Data items
↓

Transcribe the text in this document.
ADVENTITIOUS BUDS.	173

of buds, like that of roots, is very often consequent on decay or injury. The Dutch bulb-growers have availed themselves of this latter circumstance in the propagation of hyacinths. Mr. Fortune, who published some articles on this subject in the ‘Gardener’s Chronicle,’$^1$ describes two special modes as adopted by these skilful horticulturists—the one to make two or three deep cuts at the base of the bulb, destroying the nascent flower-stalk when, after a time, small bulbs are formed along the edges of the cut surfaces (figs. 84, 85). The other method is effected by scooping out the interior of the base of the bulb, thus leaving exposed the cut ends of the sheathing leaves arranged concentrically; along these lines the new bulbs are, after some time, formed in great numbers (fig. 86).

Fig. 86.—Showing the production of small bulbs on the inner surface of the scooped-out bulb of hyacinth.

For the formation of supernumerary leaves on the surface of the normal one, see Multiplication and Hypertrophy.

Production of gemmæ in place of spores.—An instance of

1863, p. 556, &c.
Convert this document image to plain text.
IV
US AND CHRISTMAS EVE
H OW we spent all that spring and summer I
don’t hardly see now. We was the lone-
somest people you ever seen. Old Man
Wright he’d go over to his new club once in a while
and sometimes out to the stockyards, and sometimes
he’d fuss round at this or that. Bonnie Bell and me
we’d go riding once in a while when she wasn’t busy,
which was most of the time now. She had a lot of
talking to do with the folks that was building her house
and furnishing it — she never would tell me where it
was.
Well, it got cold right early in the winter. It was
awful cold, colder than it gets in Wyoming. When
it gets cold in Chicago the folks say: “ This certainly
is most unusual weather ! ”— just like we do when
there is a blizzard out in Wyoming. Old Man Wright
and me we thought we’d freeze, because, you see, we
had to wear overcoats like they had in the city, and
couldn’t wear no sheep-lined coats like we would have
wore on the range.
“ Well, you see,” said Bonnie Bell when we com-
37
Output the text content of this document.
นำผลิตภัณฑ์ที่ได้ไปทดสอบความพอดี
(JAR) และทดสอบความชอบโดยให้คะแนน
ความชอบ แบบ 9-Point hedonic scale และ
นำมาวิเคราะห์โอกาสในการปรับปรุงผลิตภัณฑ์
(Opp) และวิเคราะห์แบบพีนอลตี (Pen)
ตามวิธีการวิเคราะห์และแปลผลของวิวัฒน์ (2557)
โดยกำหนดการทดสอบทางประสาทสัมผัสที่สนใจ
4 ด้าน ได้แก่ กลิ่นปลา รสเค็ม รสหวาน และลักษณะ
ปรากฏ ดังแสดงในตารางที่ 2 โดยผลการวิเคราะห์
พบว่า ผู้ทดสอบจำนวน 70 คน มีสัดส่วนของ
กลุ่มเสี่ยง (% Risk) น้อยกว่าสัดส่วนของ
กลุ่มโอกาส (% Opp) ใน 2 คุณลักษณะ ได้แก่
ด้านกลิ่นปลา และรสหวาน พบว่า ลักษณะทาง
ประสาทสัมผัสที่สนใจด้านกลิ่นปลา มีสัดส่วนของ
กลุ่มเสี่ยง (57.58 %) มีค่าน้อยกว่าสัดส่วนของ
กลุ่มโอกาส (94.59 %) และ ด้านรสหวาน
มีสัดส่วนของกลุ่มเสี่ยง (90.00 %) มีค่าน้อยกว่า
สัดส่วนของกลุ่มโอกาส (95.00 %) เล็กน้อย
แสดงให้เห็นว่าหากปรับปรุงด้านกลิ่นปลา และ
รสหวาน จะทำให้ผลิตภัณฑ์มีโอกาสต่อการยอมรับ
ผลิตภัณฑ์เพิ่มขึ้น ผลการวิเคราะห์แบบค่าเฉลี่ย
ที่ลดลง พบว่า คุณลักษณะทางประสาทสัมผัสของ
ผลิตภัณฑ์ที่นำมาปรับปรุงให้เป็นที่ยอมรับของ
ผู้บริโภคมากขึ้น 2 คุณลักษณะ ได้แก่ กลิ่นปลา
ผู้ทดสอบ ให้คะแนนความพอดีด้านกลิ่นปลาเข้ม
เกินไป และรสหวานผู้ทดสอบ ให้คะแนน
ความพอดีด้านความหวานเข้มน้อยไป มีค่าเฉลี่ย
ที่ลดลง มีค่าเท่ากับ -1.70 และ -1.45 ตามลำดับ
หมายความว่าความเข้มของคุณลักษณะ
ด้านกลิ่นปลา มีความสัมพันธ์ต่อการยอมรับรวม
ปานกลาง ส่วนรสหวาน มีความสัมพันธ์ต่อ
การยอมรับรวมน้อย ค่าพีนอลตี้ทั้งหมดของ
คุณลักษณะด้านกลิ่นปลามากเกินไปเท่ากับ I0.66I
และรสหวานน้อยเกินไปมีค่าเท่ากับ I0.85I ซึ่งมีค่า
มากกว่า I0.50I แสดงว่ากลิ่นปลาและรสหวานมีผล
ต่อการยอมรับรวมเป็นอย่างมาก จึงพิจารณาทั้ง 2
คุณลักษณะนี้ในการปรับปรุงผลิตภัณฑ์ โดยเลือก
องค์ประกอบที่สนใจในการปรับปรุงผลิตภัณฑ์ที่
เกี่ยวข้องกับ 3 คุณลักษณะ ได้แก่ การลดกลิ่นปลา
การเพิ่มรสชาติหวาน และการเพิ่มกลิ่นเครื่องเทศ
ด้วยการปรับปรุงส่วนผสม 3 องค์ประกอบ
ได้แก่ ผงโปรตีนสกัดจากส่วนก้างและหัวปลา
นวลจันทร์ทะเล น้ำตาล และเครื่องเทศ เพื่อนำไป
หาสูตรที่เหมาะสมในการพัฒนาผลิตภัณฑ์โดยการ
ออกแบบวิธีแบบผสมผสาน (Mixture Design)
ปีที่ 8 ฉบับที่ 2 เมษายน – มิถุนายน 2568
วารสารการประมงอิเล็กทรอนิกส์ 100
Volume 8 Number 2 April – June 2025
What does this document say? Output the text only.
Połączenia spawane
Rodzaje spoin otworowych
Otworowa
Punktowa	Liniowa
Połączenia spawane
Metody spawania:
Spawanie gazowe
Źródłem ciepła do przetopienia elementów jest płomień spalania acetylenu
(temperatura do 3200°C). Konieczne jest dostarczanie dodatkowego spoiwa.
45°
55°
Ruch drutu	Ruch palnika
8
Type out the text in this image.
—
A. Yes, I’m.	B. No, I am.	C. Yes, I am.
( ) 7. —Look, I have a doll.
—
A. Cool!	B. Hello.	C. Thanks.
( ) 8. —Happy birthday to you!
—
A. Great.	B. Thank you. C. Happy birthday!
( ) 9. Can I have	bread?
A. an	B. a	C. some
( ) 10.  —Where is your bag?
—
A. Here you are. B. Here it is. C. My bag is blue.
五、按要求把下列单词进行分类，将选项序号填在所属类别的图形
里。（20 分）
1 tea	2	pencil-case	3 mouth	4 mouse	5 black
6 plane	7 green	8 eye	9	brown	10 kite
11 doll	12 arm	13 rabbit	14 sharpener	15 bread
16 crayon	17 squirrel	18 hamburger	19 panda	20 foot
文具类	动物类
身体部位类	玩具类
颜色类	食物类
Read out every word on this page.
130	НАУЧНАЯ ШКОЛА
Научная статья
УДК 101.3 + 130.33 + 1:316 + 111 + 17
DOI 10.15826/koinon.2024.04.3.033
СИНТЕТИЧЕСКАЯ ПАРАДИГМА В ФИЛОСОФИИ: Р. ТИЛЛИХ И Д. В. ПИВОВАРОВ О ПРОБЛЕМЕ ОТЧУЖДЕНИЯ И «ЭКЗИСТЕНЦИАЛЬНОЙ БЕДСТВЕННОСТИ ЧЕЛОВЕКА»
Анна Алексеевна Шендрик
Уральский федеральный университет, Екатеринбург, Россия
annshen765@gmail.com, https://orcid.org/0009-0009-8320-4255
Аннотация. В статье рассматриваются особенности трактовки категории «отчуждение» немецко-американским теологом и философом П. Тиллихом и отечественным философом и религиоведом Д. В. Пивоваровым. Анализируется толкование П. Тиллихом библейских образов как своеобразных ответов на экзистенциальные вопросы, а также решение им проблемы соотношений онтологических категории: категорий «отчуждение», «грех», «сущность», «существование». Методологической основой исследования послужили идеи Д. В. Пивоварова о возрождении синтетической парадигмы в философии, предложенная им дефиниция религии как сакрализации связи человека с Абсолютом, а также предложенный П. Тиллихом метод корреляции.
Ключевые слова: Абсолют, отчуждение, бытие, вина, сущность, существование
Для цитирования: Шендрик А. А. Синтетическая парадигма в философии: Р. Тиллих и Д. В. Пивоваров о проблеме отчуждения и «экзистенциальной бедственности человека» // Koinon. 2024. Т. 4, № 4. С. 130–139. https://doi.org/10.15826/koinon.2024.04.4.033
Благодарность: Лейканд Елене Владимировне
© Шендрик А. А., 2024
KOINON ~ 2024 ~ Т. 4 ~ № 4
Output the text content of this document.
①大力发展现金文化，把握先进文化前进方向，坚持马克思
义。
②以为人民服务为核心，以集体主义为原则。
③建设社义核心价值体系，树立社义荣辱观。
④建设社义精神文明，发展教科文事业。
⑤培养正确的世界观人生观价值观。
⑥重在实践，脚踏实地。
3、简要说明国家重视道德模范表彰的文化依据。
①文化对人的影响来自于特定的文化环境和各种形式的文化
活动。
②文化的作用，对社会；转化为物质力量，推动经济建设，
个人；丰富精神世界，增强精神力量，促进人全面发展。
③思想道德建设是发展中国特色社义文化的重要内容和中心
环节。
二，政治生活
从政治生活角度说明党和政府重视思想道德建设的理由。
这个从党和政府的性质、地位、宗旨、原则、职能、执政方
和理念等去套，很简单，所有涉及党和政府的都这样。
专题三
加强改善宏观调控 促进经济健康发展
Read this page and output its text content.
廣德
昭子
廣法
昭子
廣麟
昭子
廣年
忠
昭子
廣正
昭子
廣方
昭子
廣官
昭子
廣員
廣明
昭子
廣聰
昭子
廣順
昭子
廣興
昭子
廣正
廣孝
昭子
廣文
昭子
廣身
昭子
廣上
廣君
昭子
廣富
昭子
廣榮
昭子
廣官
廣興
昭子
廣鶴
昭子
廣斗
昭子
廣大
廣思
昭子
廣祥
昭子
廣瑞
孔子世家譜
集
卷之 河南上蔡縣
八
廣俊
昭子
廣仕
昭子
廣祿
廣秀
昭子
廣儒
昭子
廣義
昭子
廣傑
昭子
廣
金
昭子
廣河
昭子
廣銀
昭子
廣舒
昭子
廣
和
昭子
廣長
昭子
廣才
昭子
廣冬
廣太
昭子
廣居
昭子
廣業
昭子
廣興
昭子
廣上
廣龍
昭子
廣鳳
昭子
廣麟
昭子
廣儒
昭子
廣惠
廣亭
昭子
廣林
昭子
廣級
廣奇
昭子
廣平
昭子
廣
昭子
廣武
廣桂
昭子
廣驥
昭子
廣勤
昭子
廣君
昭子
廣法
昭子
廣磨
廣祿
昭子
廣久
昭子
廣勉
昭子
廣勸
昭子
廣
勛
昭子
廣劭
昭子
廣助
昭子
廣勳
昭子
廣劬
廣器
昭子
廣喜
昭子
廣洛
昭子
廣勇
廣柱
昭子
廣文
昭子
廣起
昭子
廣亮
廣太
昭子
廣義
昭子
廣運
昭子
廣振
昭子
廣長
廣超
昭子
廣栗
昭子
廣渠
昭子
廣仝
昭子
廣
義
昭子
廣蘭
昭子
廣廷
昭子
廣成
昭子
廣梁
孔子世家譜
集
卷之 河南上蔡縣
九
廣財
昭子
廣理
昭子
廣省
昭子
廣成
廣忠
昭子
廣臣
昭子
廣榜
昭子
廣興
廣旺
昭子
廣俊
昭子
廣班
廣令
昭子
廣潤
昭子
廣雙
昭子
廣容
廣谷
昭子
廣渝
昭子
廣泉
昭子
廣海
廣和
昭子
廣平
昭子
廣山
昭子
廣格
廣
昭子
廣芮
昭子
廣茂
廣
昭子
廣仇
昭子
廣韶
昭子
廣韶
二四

↑

* Task goal: Look through the records and gather every line containing "folks".

* Solution below:
talking to do with the folks that was building her house
it gets cold in Chicago the folks say: “ This certainly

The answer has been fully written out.